Task statement
Locate the lines that hold the string "label". Copy every such line.

++++++++++++++++++++

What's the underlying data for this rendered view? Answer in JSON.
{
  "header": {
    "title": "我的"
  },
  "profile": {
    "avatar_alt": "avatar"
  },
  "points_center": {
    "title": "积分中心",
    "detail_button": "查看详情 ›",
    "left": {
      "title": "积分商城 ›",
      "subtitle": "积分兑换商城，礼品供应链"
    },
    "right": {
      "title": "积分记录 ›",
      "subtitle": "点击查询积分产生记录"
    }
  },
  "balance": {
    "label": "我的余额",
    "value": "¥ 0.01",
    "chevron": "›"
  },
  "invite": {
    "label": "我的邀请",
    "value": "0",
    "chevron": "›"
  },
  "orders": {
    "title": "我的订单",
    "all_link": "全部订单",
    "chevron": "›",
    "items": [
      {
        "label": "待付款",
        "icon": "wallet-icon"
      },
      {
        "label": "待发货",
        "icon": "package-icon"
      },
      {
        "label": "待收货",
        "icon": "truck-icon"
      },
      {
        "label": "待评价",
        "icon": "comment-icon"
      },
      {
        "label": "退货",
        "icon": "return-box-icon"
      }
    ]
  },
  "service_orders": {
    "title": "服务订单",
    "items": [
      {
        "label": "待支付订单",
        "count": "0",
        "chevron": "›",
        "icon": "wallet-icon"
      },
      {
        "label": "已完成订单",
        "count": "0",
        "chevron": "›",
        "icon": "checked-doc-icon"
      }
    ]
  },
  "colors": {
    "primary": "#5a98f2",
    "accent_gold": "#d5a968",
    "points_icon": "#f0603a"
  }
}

++++++++++++++++++++

The response
    "label": "我的余额",
    "label": "我的邀请",
        "label": "待付款",
        "label": "待发货",
        "label": "待收货",
        "label": "待评价",
        "label": "退货",
        "label": "待支付订单",
        "label": "已完成订单",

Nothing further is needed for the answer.